**WRITTEN TASK:**
Copy every line that holds "document".

**DATA LINES:**
---+---

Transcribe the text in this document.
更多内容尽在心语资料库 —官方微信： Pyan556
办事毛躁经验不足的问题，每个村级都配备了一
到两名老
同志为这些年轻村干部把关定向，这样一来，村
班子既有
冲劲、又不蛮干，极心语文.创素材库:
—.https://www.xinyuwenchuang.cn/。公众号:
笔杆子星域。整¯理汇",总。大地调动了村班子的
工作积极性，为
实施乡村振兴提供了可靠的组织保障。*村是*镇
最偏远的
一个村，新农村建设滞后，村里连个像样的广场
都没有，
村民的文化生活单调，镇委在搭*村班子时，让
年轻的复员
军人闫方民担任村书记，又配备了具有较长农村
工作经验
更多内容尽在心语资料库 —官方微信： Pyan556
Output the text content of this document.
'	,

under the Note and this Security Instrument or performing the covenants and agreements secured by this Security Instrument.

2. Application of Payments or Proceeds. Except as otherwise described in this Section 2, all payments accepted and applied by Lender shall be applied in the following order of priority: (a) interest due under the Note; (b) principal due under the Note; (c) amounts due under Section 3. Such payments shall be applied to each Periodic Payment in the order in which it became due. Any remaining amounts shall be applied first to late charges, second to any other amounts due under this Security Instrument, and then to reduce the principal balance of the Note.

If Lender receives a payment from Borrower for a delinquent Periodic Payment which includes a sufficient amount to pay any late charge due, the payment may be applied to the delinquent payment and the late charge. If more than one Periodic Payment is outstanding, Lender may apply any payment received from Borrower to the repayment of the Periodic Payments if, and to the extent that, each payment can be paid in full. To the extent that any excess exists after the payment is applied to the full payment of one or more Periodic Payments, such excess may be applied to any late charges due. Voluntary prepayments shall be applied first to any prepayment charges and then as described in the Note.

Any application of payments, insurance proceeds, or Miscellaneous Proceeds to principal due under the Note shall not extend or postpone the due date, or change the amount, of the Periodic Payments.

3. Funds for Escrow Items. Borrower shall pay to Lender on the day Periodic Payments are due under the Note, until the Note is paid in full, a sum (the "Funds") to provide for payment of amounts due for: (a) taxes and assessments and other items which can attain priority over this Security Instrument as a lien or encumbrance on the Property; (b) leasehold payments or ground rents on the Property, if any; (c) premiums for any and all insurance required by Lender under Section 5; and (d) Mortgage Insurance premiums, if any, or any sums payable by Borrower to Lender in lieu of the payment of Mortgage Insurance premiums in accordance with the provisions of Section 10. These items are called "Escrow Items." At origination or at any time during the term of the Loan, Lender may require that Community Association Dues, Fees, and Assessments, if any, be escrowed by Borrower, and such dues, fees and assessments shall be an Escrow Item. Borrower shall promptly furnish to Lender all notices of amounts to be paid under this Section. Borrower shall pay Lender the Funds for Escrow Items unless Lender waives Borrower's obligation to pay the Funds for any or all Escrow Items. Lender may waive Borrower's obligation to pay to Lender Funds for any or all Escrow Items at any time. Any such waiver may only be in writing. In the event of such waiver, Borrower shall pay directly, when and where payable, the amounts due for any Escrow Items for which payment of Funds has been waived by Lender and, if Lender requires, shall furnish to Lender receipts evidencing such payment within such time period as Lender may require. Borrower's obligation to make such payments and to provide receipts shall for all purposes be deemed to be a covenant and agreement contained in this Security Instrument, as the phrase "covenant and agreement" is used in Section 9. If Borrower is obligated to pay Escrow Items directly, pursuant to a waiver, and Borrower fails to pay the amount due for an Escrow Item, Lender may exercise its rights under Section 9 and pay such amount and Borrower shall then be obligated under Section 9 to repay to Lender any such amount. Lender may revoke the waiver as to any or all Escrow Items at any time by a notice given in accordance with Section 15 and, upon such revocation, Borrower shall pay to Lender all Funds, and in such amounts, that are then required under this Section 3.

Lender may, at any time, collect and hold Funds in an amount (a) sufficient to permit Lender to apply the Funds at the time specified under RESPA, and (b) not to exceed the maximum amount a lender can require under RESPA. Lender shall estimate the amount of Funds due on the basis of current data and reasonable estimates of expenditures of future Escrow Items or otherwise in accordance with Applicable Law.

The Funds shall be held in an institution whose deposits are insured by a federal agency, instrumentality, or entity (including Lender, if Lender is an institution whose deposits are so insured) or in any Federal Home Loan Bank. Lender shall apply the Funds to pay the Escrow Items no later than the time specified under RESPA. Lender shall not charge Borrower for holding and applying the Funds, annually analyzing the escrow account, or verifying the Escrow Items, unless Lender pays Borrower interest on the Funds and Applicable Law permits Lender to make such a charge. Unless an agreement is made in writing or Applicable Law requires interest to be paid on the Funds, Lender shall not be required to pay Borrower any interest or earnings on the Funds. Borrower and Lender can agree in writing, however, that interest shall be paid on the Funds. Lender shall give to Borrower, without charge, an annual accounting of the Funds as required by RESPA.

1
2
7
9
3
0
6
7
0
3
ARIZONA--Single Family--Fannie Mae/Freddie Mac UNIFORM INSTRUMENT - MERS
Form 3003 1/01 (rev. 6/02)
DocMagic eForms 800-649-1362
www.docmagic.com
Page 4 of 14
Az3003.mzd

---+---

**EXPECTED ANSWER:**
Transcribe the text in this document.
Output the text content of this document.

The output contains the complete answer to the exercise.